# [Requirement]
Return the entries verbatim and drop every picture.

(Collection entries)
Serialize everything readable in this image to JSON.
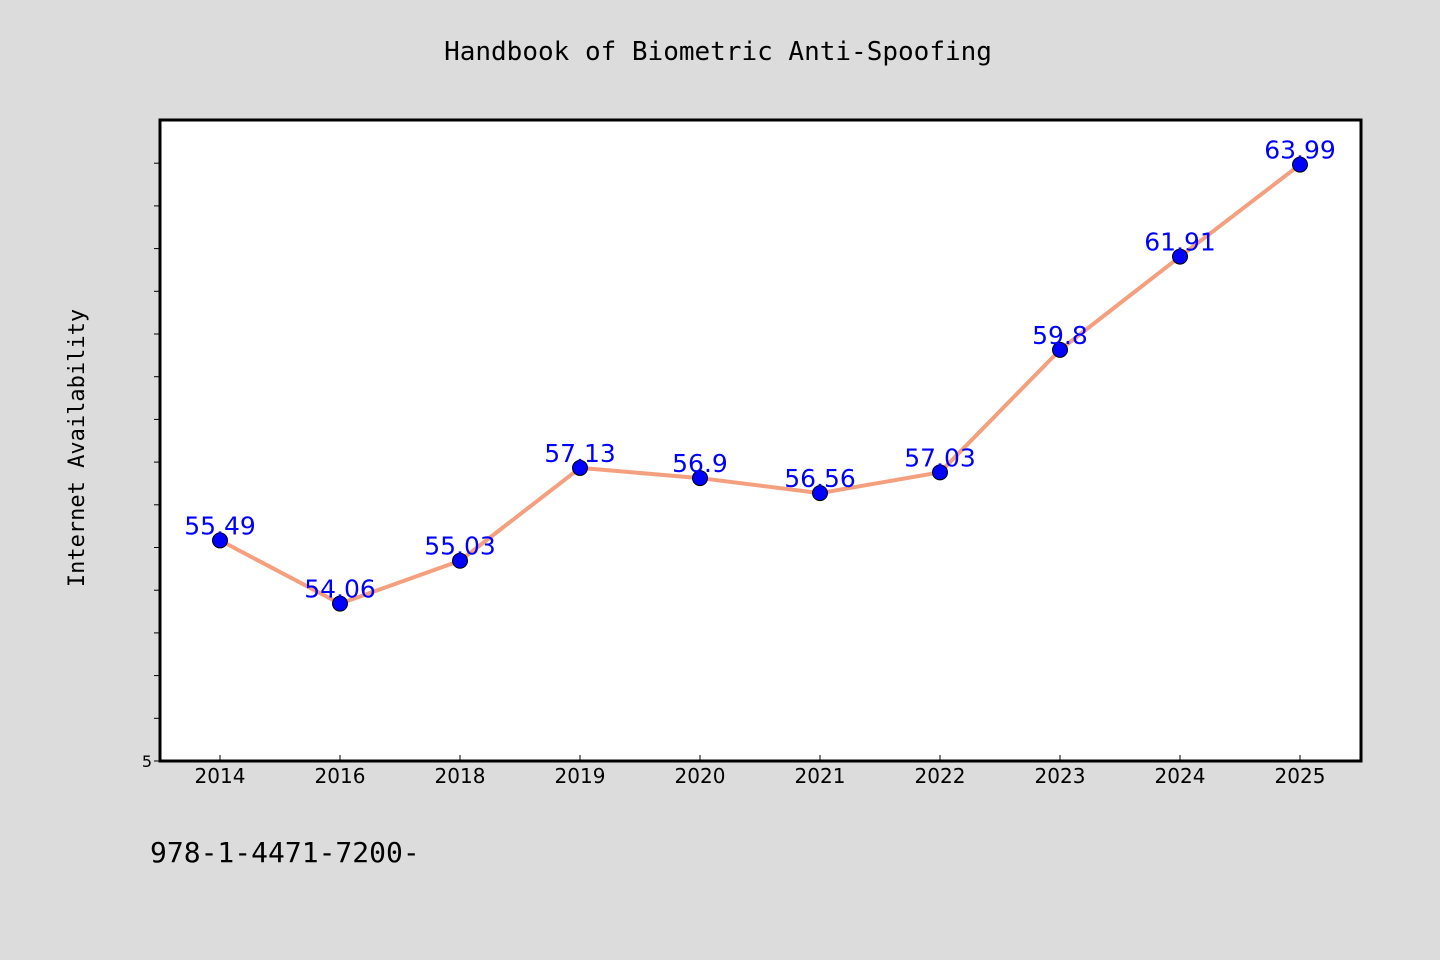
{
  "title": "Handbook of Biometric Anti-Spoofing",
  "footer_text": "978-1-4471-7200-",
  "colors": {
    "background": "#dcdcdc",
    "plot_background": "#ffffff",
    "line": "#f4a07e",
    "marker": "#0000ff",
    "label": "#0000ff",
    "text": "#000000"
  },
  "chart_data": {
    "type": "line",
    "categories": [
      "2014",
      "2016",
      "2018",
      "2019",
      "2020",
      "2021",
      "2022",
      "2023",
      "2024",
      "2025"
    ],
    "series": [
      {
        "values": [
          55.49,
          54.06,
          55.03,
          57.13,
          56.9,
          56.56,
          57.03,
          59.8,
          61.91,
          63.99
        ]
      }
    ],
    "data_labels": [
      "55.49",
      "54.06",
      "55.03",
      "57.13",
      "56.9",
      "56.56",
      "57.03",
      "59.8",
      "61.91",
      "63.99"
    ],
    "ylabel": "Internet Availability",
    "y_tick_labels": [
      "5"
    ],
    "ylim": [
      50.5,
      65
    ],
    "grid": false,
    "legend": "none"
  }
}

# [Task output]
Serialize everything readable in this image to JSON.
{
  "title": "Handbook of Biometric Anti-Spoofing",
  "footer_text": "978-1-4471-7200-",
  "colors": {
    "background": "#dcdcdc",
    "plot_background": "#ffffff",
    "line": "#f4a07e",
    "marker": "#0000ff",
    "label": "#0000ff",
    "text": "#000000"
  },
  "chart_data": {
    "type": "line",
    "categories": [
      "2014",
      "2016",
      "2018",
      "2019",
      "2020",
      "2021",
      "2022",
      "2023",
      "2024",
      "2025"
    ],
    "series": [
      {
        "values": [
          55.49,
          54.06,
          55.03,
          57.13,
          56.9,
          56.56,
          57.03,
          59.8,
          61.91,
          63.99
        ]
      }
    ],
    "data_labels": [
      "55.49",
      "54.06",
      "55.03",
      "57.13",
      "56.9",
      "56.56",
      "57.03",
      "59.8",
      "61.91",
      "63.99"
    ],
    "ylabel": "Internet Availability",
    "y_tick_labels": [
      "5"
    ],
    "ylim": [
      50.5,
      65
    ],
    "grid": false,
    "legend": "none"
  }
}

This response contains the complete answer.